▶ [EXERCISE]: Search the listing below for the string "system" and show each line that contains it.

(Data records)
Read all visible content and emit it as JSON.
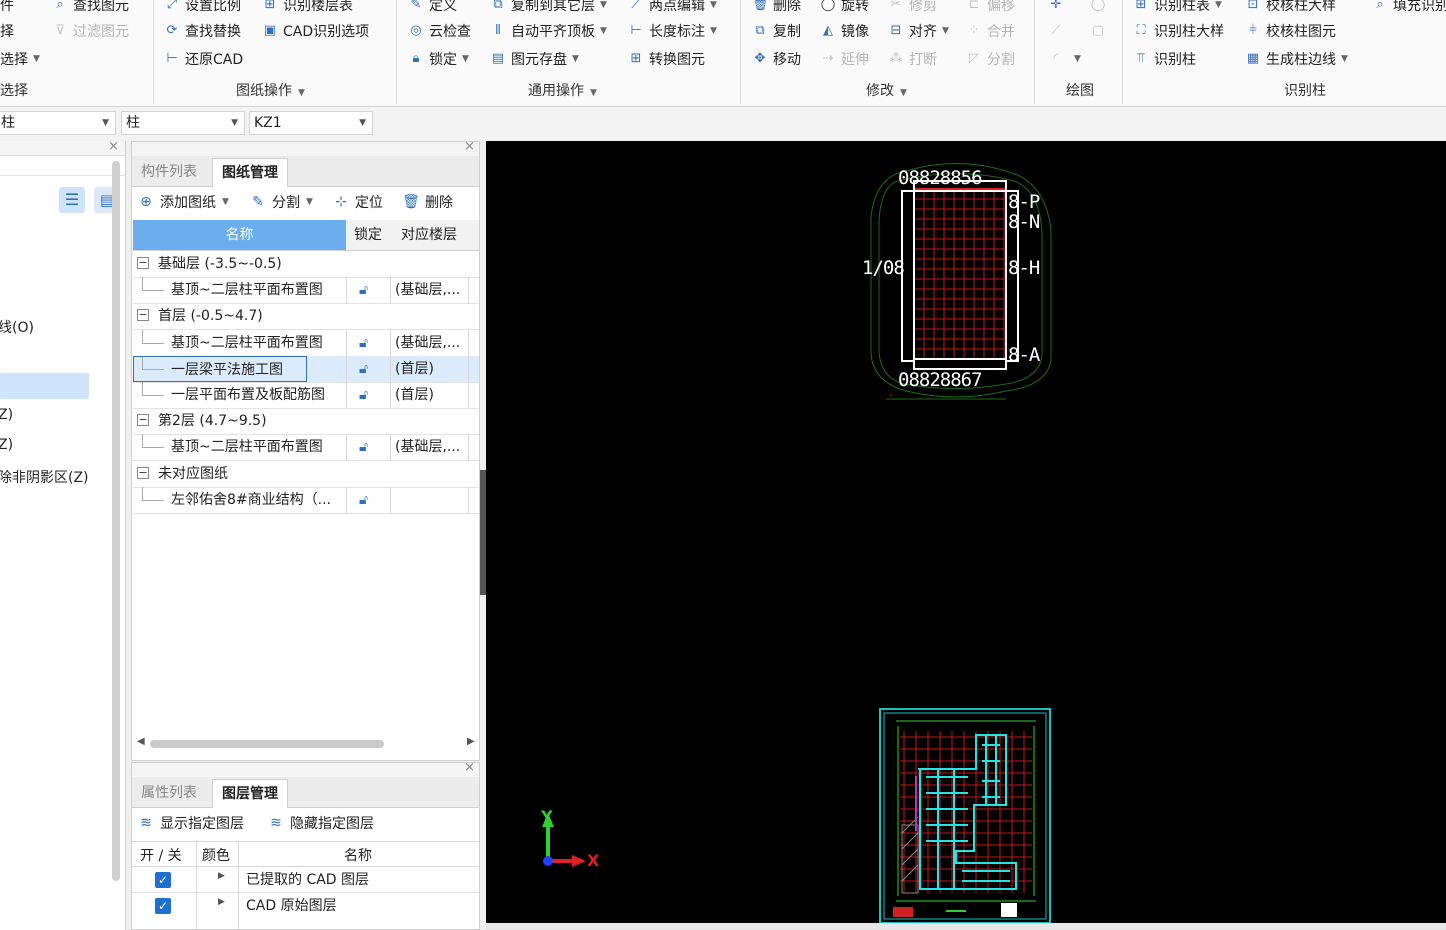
{
  "ribbon": {
    "col1": [
      "件",
      "择",
      "选择",
      "选择"
    ],
    "col2": {
      "find": "查找图元",
      "filter": "过滤图元"
    },
    "col3": {
      "set_scale": "设置比例",
      "find_replace": "查找替换",
      "restore_cad": "还原CAD"
    },
    "col4": {
      "identify_floor_table": "识别楼层表",
      "cad_options": "CAD识别选项"
    },
    "group_drawing_ops": "图纸操作",
    "col5": {
      "define": "定义",
      "cloud_check": "云检查",
      "lock": "锁定"
    },
    "col6": {
      "copy_to_floor": "复制到其它层",
      "auto_align": "自动平齐顶板",
      "elem_save": "图元存盘"
    },
    "col7": {
      "two_point_edit": "两点编辑",
      "length_dim": "长度标注",
      "convert": "转换图元"
    },
    "group_common_ops": "通用操作",
    "col8": {
      "delete": "删除",
      "copy": "复制",
      "move": "移动"
    },
    "col9": {
      "rotate": "旋转",
      "mirror": "镜像",
      "extend": "延伸"
    },
    "col10": {
      "trim": "修剪",
      "align": "对齐",
      "break": "打断"
    },
    "col11": {
      "offset": "偏移",
      "merge": "合并",
      "split": "分割"
    },
    "group_modify": "修改",
    "group_draw": "绘图",
    "col12": {
      "id_col_table": "识别柱表",
      "id_col_detail": "识别柱大样",
      "id_col": "识别柱"
    },
    "col13": {
      "check_col_detail": "校核柱大样",
      "check_col_elem": "校核柱图元",
      "gen_col_edge": "生成柱边线"
    },
    "col14": {
      "fill_id": "填充识别"
    },
    "group_identify_col": "识别柱"
  },
  "selectors": {
    "s1": "柱",
    "s2": "柱",
    "s3": "KZ1"
  },
  "left_panel": {
    "items": [
      "线(O)",
      "Z)",
      "Z)",
      "除非阴影区(Z)"
    ]
  },
  "mid_panel": {
    "tabs": {
      "component_list": "构件列表",
      "drawing_mgmt": "图纸管理"
    },
    "toolbar": {
      "add": "添加图纸",
      "split": "分割",
      "locate": "定位",
      "delete": "删除"
    },
    "columns": {
      "name": "名称",
      "lock": "锁定",
      "floor": "对应楼层"
    },
    "rows": [
      {
        "type": "group",
        "name": "基础层 (-3.5~-0.5)"
      },
      {
        "type": "item",
        "name": "基顶~二层柱平面布置图",
        "floor": "(基础层,..."
      },
      {
        "type": "group",
        "name": "首层 (-0.5~4.7)"
      },
      {
        "type": "item",
        "name": "基顶~二层柱平面布置图",
        "floor": "(基础层,..."
      },
      {
        "type": "item",
        "name": "一层梁平法施工图",
        "floor": "(首层)"
      },
      {
        "type": "item",
        "name": "一层平面布置及板配筋图",
        "floor": "(首层)"
      },
      {
        "type": "group",
        "name": "第2层 (4.7~9.5)"
      },
      {
        "type": "item",
        "name": "基顶~二层柱平面布置图",
        "floor": "(基础层,..."
      },
      {
        "type": "group",
        "name": "未对应图纸"
      },
      {
        "type": "item",
        "name": "左邻佑舍8#商业结构（...",
        "floor": ""
      }
    ]
  },
  "bottom_panel": {
    "tabs": {
      "props": "属性列表",
      "layer_mgmt": "图层管理"
    },
    "toolbar": {
      "show": "显示指定图层",
      "hide": "隐藏指定图层"
    },
    "columns": {
      "toggle": "开 / 关",
      "color": "颜色",
      "name": "名称"
    },
    "rows": [
      {
        "name": "已提取的 CAD 图层"
      },
      {
        "name": "CAD 原始图层"
      }
    ]
  },
  "canvas": {
    "top_labels": {
      "top": "08828856",
      "bottom": "08828867",
      "right_top": "8-P",
      "right_n": "8-N",
      "right_h": "8-H",
      "right_a": "8-A",
      "left": "1/08"
    },
    "axis": {
      "x": "X",
      "y": "Y"
    }
  },
  "colors": {
    "accent": "#2e6fbf",
    "selected_header": "#6aaef0",
    "canvas_bg": "#000000"
  }
}
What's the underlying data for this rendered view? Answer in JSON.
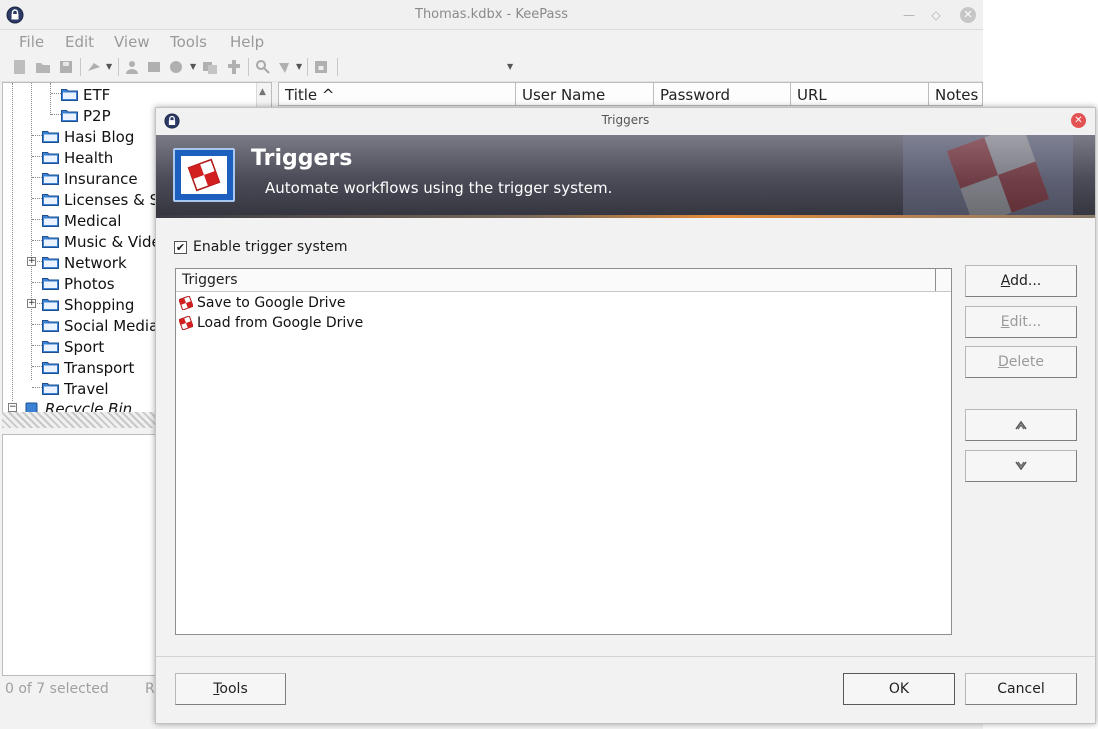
{
  "main_window": {
    "title": "Thomas.kdbx - KeePass",
    "menu": [
      "File",
      "Edit",
      "View",
      "Tools",
      "Help"
    ],
    "tree": [
      {
        "label": "ETF",
        "level": 2
      },
      {
        "label": "P2P",
        "level": 2
      },
      {
        "label": "Hasi Blog",
        "level": 1
      },
      {
        "label": "Health",
        "level": 1
      },
      {
        "label": "Insurance",
        "level": 1
      },
      {
        "label": "Licenses & S",
        "level": 1
      },
      {
        "label": "Medical",
        "level": 1
      },
      {
        "label": "Music & Vide",
        "level": 1
      },
      {
        "label": "Network",
        "level": 1,
        "expandable": true
      },
      {
        "label": "Photos",
        "level": 1
      },
      {
        "label": "Shopping",
        "level": 1,
        "expandable": true
      },
      {
        "label": "Social Media",
        "level": 1
      },
      {
        "label": "Sport",
        "level": 1
      },
      {
        "label": "Transport",
        "level": 1
      },
      {
        "label": "Travel",
        "level": 1
      },
      {
        "label": "Recycle Bin",
        "level": 0,
        "italic": true
      }
    ],
    "columns": [
      "Title ^",
      "User Name",
      "Password",
      "URL",
      "Notes"
    ],
    "status_selected": "0 of 7 selected",
    "status_right": "R"
  },
  "dialog": {
    "window_title": "Triggers",
    "banner_title": "Triggers",
    "banner_subtitle": "Automate workflows using the trigger system.",
    "enable_label": "Enable trigger system",
    "enable_checked": true,
    "list_header": "Triggers",
    "triggers": [
      {
        "name": "Save to Google Drive"
      },
      {
        "name": "Load from Google Drive"
      }
    ],
    "buttons": {
      "add_pre": "",
      "add_u": "A",
      "add_post": "dd...",
      "edit_pre": "",
      "edit_u": "E",
      "edit_post": "dit...",
      "delete_pre": "",
      "delete_u": "D",
      "delete_post": "elete",
      "up_icon": "chevron-up-icon",
      "down_icon": "chevron-down-icon",
      "tools_pre": "",
      "tools_u": "T",
      "tools_post": "ools",
      "ok": "OK",
      "cancel": "Cancel"
    }
  }
}
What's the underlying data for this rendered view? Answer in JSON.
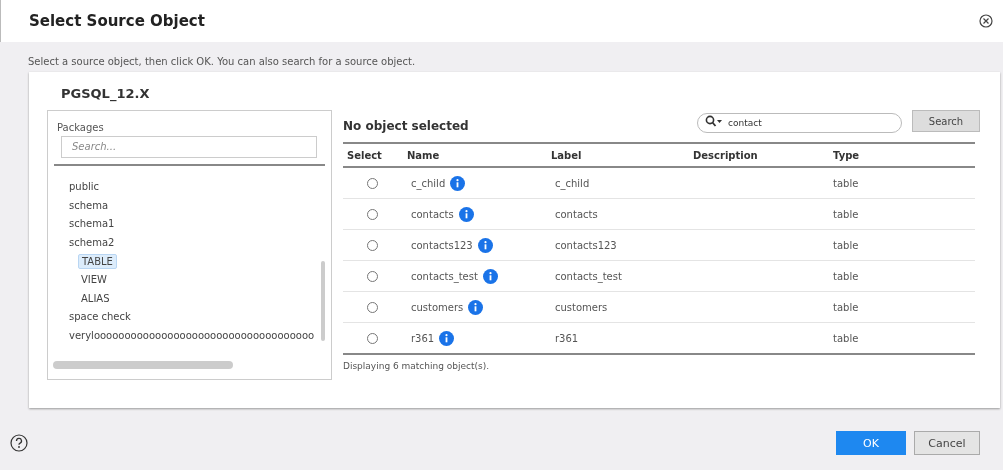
{
  "dialog": {
    "title": "Select Source Object",
    "instruction": "Select a source object, then click OK. You can also search for a source object."
  },
  "connection": "PGSQL_12.X",
  "packages": {
    "label": "Packages",
    "search_placeholder": "Search...",
    "tree": [
      {
        "label": "public",
        "selected": false
      },
      {
        "label": "schema",
        "selected": false
      },
      {
        "label": "schema1",
        "selected": false
      },
      {
        "label": "schema2",
        "selected": false,
        "children": [
          {
            "label": "TABLE",
            "selected": true
          },
          {
            "label": "VIEW",
            "selected": false
          },
          {
            "label": "ALIAS",
            "selected": false
          }
        ]
      },
      {
        "label": "space check",
        "selected": false
      },
      {
        "label": "veryloooooooooooooooooooooooooooooooooooo",
        "selected": false
      }
    ]
  },
  "objects": {
    "heading": "No object selected",
    "search_value": "contact",
    "search_button": "Search",
    "columns": [
      "Select",
      "Name",
      "Label",
      "Description",
      "Type"
    ],
    "rows": [
      {
        "selected": false,
        "name": "c_child",
        "label": "c_child",
        "type": "table"
      },
      {
        "selected": false,
        "name": "contacts",
        "label": "contacts",
        "type": "table"
      },
      {
        "selected": false,
        "name": "contacts123",
        "label": "contacts123",
        "type": "table"
      },
      {
        "selected": false,
        "name": "contacts_test",
        "label": "contacts_test",
        "type": "table"
      },
      {
        "selected": false,
        "name": "customers",
        "label": "customers",
        "type": "table"
      },
      {
        "selected": false,
        "name": "r361",
        "label": "r361",
        "type": "table"
      }
    ],
    "footer": "Displaying 6 matching object(s)."
  },
  "buttons": {
    "ok": "OK",
    "cancel": "Cancel"
  }
}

▶ [TASK SOLUTION]:
    "banner_subtitle": "Automate workflows using the trigger system.",
    "enable_label": "Enable trigger system",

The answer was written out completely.